* To be done *
Select all lines holding the word "subtitle" from the entries that follow.

Source records
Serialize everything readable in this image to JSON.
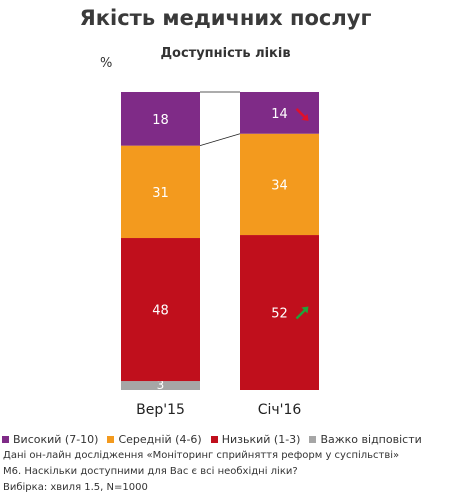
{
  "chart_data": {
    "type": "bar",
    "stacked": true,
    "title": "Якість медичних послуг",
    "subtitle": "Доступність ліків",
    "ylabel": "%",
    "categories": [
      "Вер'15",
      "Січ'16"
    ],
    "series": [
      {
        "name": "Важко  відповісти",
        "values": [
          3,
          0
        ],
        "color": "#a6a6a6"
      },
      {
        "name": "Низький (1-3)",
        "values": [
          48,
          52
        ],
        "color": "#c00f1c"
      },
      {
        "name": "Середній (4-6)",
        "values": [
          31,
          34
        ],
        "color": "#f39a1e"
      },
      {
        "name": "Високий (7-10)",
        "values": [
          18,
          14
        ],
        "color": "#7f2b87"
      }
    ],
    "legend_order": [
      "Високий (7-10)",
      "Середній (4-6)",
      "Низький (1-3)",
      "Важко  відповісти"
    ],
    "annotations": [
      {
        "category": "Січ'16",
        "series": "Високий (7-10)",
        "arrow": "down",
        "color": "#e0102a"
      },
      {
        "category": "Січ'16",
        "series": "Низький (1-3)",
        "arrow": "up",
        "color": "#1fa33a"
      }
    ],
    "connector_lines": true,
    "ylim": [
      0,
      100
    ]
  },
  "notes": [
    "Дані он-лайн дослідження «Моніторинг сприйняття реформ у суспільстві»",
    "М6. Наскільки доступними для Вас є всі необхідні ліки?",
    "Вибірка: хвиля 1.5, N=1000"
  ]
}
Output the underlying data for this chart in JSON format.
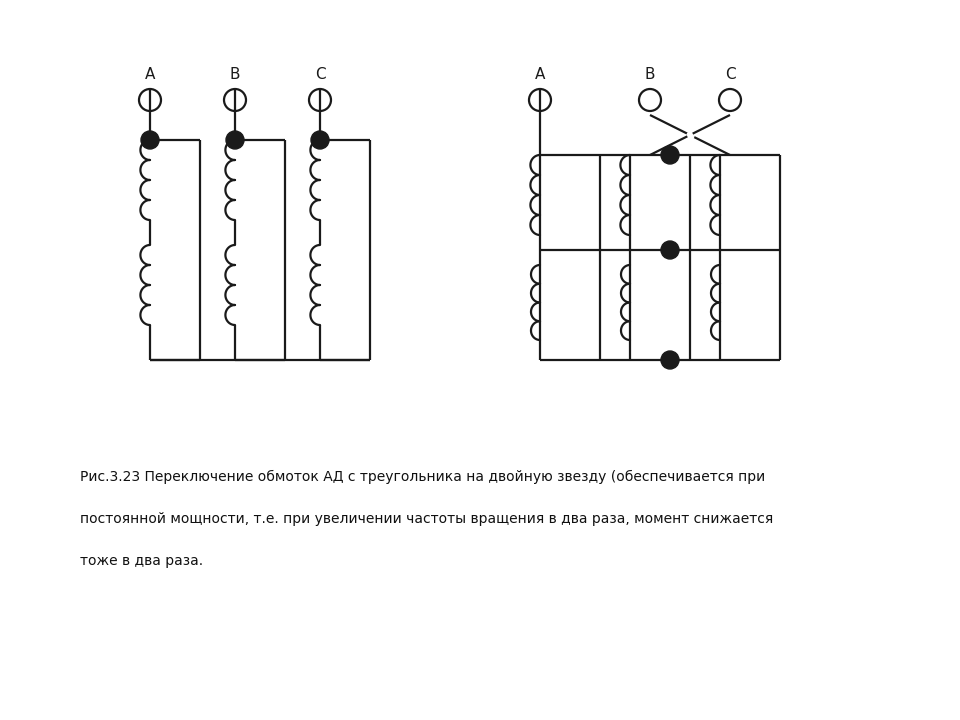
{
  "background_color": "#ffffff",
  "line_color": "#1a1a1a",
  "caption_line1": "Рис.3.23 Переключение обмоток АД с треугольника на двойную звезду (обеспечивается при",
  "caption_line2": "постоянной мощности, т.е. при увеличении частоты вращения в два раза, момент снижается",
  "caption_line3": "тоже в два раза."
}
* * *
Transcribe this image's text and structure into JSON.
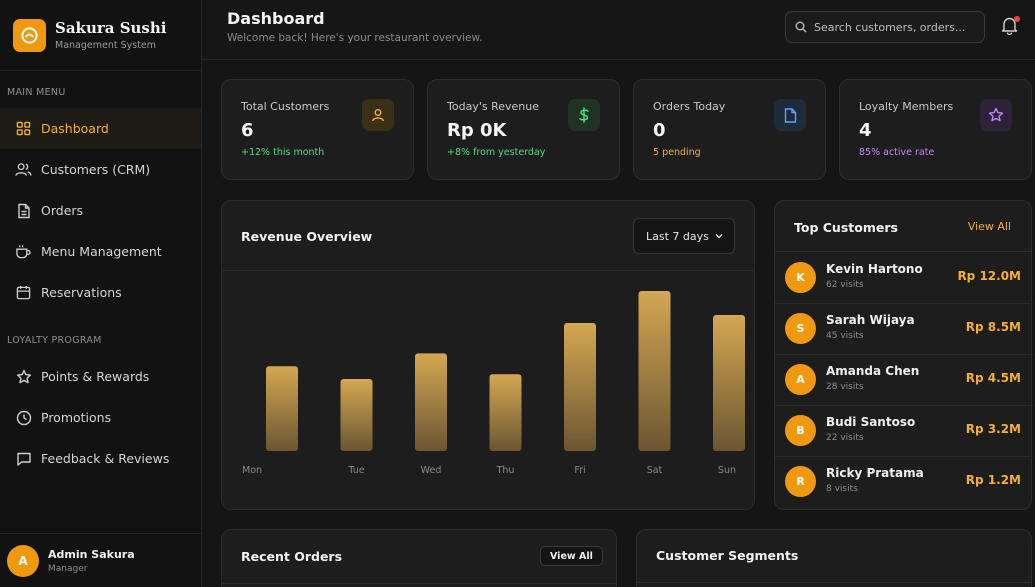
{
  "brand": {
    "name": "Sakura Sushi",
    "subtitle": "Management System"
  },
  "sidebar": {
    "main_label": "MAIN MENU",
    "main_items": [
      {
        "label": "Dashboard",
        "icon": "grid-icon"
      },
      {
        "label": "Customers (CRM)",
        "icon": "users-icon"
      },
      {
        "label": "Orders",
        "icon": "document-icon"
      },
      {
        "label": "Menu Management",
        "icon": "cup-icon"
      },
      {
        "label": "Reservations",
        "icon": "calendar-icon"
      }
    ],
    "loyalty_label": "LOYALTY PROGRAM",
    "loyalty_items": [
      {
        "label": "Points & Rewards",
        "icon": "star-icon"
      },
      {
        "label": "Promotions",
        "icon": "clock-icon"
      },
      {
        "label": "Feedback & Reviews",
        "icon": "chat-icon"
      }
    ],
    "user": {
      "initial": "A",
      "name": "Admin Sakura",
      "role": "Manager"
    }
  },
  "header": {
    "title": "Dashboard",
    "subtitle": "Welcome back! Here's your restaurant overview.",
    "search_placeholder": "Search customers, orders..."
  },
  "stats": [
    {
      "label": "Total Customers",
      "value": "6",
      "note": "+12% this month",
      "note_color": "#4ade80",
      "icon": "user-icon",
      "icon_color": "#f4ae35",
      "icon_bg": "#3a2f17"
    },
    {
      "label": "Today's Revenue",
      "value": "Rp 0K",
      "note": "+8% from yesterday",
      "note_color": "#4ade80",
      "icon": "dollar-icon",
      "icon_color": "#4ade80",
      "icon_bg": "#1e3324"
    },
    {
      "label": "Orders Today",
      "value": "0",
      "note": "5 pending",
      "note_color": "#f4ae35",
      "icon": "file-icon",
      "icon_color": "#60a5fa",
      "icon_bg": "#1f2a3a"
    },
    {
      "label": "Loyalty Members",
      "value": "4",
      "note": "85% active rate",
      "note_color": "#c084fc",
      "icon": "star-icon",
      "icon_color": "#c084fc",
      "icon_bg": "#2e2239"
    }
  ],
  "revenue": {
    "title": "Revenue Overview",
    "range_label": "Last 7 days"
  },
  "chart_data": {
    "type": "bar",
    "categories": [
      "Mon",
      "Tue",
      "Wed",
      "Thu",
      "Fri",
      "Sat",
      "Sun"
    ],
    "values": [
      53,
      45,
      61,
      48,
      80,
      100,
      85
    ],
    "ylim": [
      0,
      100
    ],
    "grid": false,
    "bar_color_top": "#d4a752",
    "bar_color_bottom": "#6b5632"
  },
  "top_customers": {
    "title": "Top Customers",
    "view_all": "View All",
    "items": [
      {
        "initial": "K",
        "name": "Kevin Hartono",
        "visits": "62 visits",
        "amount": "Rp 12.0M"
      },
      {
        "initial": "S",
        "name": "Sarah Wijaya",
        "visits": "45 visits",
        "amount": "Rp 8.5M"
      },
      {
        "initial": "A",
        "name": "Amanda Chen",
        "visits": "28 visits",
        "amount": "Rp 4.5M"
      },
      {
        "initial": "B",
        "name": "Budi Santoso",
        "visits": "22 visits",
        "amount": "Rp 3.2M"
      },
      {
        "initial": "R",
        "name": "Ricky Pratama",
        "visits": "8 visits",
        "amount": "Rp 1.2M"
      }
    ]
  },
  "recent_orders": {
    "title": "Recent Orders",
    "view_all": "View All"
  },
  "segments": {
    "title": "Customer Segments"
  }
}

* Exercise result *
    "subtitle": "Доступність ліків",
    "subtitle": "Management System"
    "subtitle": "Welcome back! Here's your restaurant overview.",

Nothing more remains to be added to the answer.